- _Short problem_: Keep only the lines where "respektive" appears.

[Data items]
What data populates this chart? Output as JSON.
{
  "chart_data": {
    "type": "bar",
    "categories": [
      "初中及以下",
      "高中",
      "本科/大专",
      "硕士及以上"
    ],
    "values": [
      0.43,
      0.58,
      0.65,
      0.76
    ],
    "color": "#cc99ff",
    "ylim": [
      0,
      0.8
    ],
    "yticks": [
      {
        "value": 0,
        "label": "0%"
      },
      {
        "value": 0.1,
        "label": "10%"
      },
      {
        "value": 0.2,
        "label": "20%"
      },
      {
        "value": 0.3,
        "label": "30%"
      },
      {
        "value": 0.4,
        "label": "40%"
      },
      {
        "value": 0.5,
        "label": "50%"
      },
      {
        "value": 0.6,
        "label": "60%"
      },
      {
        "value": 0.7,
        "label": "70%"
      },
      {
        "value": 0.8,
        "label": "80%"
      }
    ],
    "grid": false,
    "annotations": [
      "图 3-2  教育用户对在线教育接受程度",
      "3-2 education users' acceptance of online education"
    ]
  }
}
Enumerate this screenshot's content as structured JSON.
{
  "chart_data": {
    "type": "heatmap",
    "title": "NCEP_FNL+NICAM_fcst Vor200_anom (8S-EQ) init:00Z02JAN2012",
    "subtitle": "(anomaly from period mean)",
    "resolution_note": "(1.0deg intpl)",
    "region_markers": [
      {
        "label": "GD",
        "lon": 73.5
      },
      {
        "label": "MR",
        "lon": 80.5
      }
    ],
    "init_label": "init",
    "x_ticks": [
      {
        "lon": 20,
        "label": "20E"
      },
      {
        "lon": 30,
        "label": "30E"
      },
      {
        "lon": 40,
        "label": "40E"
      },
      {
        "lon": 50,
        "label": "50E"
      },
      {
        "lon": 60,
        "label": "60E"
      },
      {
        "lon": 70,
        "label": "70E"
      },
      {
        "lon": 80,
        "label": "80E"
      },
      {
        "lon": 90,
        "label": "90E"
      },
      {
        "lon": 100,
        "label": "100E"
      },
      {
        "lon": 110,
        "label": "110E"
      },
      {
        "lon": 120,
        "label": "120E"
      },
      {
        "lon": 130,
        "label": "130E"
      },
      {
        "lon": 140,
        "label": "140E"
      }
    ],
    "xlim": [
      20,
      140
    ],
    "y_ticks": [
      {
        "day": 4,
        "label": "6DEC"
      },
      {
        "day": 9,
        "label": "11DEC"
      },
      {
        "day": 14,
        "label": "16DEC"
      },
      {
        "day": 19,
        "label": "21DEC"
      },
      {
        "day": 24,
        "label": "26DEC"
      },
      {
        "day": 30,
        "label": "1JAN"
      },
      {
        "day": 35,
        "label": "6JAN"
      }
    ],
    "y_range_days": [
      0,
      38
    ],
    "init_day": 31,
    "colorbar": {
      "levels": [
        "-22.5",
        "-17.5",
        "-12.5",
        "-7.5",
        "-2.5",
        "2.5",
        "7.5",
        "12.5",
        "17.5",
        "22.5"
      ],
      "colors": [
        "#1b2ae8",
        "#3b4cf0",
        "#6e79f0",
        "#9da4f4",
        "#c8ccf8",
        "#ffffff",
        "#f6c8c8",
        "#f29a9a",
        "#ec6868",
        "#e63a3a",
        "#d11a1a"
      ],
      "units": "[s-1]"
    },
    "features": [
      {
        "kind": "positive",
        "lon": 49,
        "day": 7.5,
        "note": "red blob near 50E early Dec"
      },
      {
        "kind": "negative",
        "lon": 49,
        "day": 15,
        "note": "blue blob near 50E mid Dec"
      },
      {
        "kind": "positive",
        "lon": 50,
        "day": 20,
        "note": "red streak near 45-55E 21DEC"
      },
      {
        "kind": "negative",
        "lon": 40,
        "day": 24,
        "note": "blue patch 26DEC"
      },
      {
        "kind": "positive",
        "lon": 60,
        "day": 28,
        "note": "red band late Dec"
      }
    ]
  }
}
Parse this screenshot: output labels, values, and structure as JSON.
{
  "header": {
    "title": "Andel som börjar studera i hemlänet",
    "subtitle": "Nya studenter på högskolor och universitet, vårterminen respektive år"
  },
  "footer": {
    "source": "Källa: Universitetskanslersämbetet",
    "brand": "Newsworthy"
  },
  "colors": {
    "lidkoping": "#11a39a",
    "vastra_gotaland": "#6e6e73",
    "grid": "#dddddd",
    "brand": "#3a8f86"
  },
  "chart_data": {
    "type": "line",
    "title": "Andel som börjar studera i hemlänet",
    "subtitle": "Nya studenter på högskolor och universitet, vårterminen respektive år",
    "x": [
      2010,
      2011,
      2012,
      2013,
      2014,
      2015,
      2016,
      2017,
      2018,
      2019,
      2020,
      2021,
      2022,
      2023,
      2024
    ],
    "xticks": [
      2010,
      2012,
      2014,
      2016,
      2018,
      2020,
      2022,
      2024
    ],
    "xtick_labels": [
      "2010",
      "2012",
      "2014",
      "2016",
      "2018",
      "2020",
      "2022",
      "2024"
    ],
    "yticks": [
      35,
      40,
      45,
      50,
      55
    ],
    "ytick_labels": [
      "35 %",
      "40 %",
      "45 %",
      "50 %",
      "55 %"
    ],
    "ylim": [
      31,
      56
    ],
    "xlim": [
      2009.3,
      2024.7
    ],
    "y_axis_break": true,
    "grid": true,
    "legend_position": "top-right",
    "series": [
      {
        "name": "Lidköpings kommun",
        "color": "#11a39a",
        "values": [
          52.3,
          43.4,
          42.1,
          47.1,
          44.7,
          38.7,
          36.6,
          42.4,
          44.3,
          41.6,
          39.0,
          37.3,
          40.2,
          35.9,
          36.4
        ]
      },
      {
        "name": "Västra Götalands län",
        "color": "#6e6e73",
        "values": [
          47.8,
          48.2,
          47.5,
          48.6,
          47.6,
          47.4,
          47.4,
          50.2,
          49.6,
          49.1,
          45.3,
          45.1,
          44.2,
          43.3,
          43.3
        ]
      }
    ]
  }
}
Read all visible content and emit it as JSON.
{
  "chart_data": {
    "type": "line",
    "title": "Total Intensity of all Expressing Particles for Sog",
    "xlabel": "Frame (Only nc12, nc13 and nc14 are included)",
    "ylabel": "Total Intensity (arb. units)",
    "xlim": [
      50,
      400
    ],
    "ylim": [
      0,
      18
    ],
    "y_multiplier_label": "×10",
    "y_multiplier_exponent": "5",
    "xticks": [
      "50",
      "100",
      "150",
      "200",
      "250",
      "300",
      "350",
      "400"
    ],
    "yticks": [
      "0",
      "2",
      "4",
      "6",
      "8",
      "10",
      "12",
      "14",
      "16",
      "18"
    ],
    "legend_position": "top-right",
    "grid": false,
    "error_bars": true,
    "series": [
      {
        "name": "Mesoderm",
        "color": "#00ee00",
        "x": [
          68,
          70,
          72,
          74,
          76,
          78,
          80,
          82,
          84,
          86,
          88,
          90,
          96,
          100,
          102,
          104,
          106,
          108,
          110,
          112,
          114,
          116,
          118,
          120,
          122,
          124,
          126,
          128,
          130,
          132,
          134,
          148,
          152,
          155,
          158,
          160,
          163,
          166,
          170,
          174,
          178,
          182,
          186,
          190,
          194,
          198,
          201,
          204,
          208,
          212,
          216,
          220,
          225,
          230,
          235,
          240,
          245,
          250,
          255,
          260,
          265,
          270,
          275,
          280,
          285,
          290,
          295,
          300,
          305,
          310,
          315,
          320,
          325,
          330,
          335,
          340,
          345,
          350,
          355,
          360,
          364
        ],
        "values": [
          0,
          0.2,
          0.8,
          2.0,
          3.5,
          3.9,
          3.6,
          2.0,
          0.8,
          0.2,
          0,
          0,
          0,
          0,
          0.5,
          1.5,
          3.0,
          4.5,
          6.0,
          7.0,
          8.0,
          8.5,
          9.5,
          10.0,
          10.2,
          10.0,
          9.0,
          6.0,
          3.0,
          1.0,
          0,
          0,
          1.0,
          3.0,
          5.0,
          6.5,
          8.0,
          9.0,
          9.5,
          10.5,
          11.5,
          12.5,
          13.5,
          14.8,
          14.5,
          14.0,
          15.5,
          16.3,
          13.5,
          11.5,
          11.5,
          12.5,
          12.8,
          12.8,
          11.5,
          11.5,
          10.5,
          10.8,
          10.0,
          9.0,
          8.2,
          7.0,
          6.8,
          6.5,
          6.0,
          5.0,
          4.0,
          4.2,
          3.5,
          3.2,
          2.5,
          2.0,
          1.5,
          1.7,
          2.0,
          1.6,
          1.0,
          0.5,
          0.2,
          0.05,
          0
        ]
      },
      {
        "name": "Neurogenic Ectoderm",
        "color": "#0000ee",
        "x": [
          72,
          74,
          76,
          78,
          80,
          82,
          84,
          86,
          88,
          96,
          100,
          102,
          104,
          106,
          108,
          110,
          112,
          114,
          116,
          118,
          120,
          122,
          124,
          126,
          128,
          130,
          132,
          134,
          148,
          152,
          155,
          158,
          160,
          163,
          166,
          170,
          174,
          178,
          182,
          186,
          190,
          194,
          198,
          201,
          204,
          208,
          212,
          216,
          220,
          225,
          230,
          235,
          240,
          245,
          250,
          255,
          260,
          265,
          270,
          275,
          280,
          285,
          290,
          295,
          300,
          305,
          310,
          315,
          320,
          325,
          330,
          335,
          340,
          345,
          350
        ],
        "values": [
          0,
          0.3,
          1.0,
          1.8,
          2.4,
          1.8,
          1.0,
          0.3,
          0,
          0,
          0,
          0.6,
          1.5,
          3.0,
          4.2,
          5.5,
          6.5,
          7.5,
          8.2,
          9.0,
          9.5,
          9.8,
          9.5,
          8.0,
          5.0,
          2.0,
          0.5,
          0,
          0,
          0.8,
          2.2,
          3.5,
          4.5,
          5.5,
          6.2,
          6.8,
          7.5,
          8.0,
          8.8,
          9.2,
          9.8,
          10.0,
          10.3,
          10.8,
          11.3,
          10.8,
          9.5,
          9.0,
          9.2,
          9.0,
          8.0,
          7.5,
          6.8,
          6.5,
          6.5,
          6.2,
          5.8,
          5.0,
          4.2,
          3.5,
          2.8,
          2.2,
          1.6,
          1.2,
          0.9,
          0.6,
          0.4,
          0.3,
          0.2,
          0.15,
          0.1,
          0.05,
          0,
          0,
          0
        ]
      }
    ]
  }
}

- _Task answer_:
    "subtitle": "Nya studenter på högskolor och universitet, vårterminen respektive år"
    "subtitle": "Nya studenter på högskolor och universitet, vårterminen respektive år",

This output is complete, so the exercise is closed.